Directions for this task: Every line below that holds the string "structured" should be copied out.

** START Working data **

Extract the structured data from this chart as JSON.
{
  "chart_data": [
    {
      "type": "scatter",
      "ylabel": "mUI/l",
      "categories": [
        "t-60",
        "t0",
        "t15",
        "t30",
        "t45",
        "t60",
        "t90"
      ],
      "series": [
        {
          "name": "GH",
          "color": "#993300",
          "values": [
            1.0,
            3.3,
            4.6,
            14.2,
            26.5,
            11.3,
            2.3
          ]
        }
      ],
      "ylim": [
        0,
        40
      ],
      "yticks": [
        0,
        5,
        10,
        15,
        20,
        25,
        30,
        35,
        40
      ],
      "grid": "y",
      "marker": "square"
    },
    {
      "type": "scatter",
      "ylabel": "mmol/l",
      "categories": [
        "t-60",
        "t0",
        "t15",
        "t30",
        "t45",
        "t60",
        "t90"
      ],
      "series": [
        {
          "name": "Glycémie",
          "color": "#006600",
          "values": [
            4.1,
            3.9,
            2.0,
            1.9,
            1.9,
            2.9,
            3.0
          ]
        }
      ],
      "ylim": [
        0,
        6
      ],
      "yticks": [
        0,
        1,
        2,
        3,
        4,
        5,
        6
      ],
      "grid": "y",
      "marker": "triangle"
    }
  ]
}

** END Working data **
** START Working data **

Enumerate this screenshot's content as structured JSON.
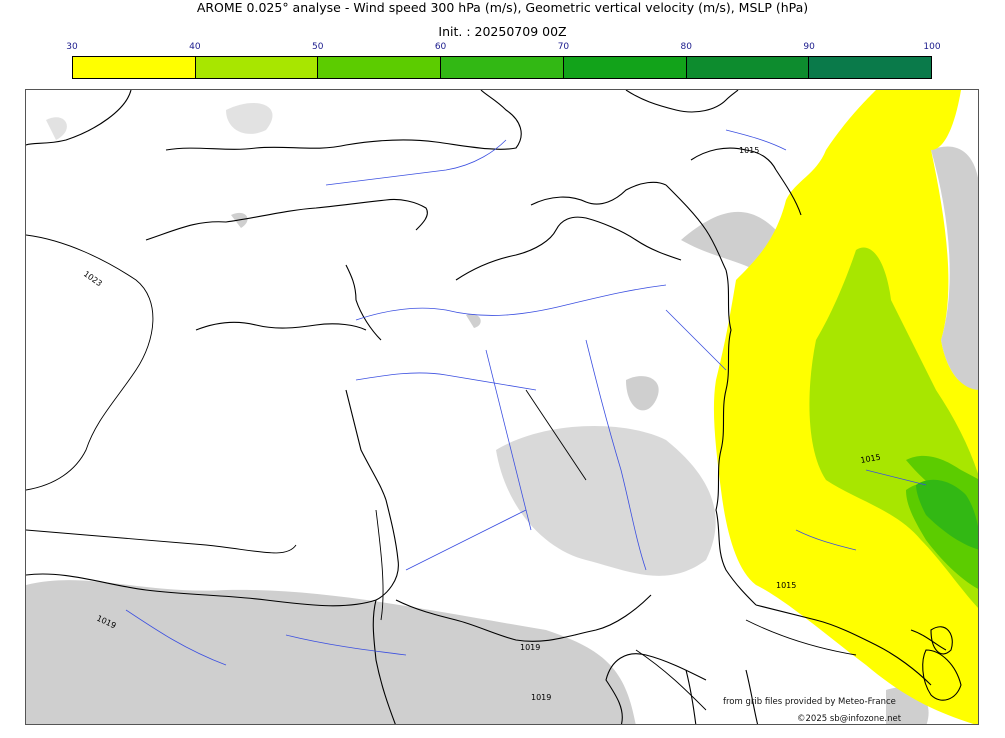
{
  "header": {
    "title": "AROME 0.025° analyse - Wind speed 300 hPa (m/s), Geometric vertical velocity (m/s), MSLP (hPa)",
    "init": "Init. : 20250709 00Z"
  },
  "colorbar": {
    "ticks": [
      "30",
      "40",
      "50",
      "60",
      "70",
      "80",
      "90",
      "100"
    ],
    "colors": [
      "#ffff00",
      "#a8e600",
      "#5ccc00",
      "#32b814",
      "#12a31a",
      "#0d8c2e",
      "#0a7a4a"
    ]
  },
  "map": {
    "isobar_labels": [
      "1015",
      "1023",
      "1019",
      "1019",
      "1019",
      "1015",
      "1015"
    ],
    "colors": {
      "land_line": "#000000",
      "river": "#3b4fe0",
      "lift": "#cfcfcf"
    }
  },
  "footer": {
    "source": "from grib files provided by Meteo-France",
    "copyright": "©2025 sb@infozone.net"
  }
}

** END Working data **

Result:
Extract the structured data from this chart as JSON.
Enumerate this screenshot's content as structured JSON.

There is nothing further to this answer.